> [BRIEF]:
Identify the lines that contain the string "savons" and copy all of them.

⁂

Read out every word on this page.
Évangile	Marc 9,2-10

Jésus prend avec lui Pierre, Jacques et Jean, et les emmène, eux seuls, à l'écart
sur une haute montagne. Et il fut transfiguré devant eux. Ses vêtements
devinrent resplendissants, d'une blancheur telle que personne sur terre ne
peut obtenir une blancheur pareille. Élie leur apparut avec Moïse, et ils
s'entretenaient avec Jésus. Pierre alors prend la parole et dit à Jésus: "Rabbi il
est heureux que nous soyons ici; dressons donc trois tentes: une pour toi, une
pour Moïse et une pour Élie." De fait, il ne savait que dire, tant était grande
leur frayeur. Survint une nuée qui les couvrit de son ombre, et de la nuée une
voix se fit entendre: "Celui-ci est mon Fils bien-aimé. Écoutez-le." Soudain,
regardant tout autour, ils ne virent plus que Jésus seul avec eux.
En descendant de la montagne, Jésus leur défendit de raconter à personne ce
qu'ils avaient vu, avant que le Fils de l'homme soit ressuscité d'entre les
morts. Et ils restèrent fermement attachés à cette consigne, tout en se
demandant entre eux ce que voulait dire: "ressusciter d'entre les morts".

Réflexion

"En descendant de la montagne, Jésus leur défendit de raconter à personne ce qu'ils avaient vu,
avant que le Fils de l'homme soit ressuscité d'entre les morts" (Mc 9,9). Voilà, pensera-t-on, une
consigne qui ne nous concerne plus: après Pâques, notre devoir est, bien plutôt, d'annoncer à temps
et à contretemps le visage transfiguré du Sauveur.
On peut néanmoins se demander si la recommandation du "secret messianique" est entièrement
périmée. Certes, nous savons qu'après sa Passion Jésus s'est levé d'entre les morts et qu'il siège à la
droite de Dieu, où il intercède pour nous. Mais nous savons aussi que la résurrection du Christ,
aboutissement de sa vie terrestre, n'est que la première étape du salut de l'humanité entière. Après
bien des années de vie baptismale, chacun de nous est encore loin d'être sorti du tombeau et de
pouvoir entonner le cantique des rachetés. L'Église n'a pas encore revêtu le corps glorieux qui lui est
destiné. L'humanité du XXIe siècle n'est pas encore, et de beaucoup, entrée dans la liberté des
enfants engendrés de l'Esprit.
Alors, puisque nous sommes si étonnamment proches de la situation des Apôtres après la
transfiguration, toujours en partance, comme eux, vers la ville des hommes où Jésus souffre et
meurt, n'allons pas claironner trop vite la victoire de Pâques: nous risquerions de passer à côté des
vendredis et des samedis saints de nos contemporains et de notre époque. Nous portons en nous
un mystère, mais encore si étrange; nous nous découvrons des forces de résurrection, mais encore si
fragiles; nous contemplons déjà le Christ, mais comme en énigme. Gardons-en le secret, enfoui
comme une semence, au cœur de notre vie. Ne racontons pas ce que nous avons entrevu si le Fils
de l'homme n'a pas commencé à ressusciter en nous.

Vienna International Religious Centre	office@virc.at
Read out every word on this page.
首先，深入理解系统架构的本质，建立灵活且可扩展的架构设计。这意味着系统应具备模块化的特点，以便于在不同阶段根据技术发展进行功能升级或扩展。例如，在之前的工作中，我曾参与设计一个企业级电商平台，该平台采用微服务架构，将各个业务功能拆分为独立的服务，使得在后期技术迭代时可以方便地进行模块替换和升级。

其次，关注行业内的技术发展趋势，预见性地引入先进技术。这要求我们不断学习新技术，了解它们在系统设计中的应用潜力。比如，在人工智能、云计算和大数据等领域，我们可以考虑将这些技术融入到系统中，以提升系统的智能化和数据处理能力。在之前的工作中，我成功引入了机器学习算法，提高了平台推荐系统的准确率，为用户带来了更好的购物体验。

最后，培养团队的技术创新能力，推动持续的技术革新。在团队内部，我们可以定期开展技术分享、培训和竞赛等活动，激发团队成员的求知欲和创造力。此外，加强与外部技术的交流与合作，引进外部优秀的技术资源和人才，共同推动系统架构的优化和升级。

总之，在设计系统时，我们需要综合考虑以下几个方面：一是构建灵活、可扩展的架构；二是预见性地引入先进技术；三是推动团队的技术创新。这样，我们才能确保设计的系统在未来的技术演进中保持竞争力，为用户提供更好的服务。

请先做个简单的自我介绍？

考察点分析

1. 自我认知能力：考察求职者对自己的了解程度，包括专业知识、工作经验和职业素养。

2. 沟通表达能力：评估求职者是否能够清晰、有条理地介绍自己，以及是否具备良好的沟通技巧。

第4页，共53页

⁂

> [PROBLEM SOLUTION]:
périmée. Certes, nous savons qu'après sa Passion Jésus s'est levé d'entre les morts et qu'il siège à la
droite de Dieu, où il intercède pour nous. Mais nous savons aussi que la résurrection du Christ,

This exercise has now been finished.